* _TEXT PASSAGE_:
== Segment start ==

I’d love to say that there is a clear sign, a meter you can attach to your client or to yourself to answer these questions. Of course, there is not. However, if we train our clients to pay attention to their internal actions and communicate with us…then we make it possible to continually work towards the appropriate struggle.

The appropriate struggle is when your client can almost accomplish the task/action without being in danger of getting hurt and can sense that it will be possible in the near future.

Wow! That’s awkward! But that’s it!
1. Safety first: NO DANGER! No danger of injury relative to your client’s imbalances and no danger of injury of falling off an apparatus or pushing too hard. (You think I jest…but I’ve seen teachers push people so hard they fall off apparatus or apparatus has fallen on them. It’s not pretty. It should never happen.)
2. Almost accomplish the action: This means it’s not perfect. It should appear to be a bit of a struggle. Your client has to fight for the exercise! And that there is a positive development from the first repetition to the last repetition. However…positive development does not actually mean nailing it! (See another really old article I wrote: Expectations: It’s About Growth – Not Perfection)

== Segment end ==

* _DATA FOR REVIEW_:
== Segment start ==

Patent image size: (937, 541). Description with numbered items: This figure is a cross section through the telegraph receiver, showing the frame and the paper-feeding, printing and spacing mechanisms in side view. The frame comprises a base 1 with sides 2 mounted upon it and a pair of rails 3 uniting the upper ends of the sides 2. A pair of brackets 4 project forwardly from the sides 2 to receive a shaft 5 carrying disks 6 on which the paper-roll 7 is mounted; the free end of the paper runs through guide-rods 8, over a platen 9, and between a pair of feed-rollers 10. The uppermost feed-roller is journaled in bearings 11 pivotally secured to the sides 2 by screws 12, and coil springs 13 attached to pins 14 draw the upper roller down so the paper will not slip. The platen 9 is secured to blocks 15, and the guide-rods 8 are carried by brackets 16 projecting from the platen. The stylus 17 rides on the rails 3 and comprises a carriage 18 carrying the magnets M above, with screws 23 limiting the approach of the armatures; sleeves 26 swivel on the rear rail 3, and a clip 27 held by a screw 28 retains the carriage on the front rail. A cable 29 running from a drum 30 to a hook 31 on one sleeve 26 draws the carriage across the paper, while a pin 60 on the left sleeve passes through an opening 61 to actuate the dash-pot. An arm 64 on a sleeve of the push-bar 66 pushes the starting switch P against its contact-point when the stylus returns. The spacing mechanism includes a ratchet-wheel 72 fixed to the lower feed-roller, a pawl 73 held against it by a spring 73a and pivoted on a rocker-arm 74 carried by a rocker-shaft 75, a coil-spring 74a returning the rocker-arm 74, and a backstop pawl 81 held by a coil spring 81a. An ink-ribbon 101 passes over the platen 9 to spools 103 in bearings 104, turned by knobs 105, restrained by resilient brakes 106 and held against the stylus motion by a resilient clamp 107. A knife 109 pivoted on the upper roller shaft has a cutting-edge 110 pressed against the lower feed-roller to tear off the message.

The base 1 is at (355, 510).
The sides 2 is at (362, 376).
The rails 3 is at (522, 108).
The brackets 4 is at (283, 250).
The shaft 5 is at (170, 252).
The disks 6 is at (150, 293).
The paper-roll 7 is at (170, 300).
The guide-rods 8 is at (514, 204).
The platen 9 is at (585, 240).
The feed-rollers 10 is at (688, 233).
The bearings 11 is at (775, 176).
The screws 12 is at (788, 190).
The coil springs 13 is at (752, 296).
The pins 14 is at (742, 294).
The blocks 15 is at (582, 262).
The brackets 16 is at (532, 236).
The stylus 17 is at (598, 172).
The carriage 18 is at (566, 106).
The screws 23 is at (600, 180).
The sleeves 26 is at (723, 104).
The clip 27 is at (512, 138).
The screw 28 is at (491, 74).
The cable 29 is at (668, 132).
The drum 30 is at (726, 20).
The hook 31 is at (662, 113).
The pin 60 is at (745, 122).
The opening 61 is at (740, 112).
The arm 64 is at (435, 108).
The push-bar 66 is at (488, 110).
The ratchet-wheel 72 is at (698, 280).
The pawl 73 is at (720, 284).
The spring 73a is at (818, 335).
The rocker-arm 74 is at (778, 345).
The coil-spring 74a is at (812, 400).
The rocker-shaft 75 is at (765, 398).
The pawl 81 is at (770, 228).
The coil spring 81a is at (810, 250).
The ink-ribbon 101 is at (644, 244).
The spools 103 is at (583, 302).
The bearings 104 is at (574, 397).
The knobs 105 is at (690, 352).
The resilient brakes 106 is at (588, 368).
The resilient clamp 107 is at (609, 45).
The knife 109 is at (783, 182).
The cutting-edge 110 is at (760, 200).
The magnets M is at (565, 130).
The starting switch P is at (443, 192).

== Segment end ==

* _TASK INSTRUCTIONS_:
(A) Quote the passage on appropriate struggle, starting at "2. Almost accomplish" and ending at "Growth – Not Perfection)".
(B) Does the passage on appropriate struggle support each statement below? Answer yes or no and quote the words that decide it.
(i) There is a meter you can attach to a client to answer these questions.
(ii) Positive development from the first repetition to the last means nailing the exercise.
(iii) In the appropriate struggle, the client can sense that the task will be possible in the near future.
(C) Carry on the passage on appropriate struggle from the point where it stops.
The material comes from a different source than the passage on appropriate struggle.

* _ANSWERS PROVIDED_:
(A)
2. Almost accomplish the action: This means it’s not perfect. It should appear to be a bit of a struggle. Your client has to fight for the exercise! And that there is a positive development from the first repetition to the last repetition. However…positive development does not actually mean nailing it! (See another really old article I wrote: Expectations: It’s About Growth – Not Perfection)

(B)
(i) No: "Of course, there is not."
(ii) No: "positive development does not actually mean nailing it!"
(iii) Yes: "can sense that it will be possible in the near future."

(C)
3. Sense it will be possible: That’s the kicker! An internal sense of possibility! That’s where drive and desire come in! Your client will almost be able to taste possibility! She’ll want to do another repetition when all repetitions are completed…and you don’t let her. Because the truth is…it won’t happen in this session in that one more repetition. It will happen in the next session…not this one! If you give her that one more repetition she will  feel failure. So…you say “memorize that feeling! Let’s play with it again next session! And…next exercise is:____________!”

Toe the line of possibility and accomplishment! Get your client to the edge of her abilities of the day to excitement about what is possible for tomorrow! It’s just beyond comfort into a bit of a push. An appropriate push.

That’s key: ” An appropriate push.”

I am not a supporter of giving your clients exercises that they simply aren’t strong enough to really dig into. Some teachers choose really hard exercises so that their clients feel weak and then want to be strong enough to do it. No. Embarrassment is not a good teacher. Toeing the line: Good! Pushing beyond excitement and into embarrassment or deep competition: Not Good!

We toe the line to be slightly uncomfortable in the sense of wanting to get something that is just barely out of reach. Almost accomplishable…but not quite…you can see it and smell it and taste it… From there great strength and excitement develops! An inner sense of independence develops because you’ve gone just outside of your comfort zone and then over time you’ve achieved!

Make sense?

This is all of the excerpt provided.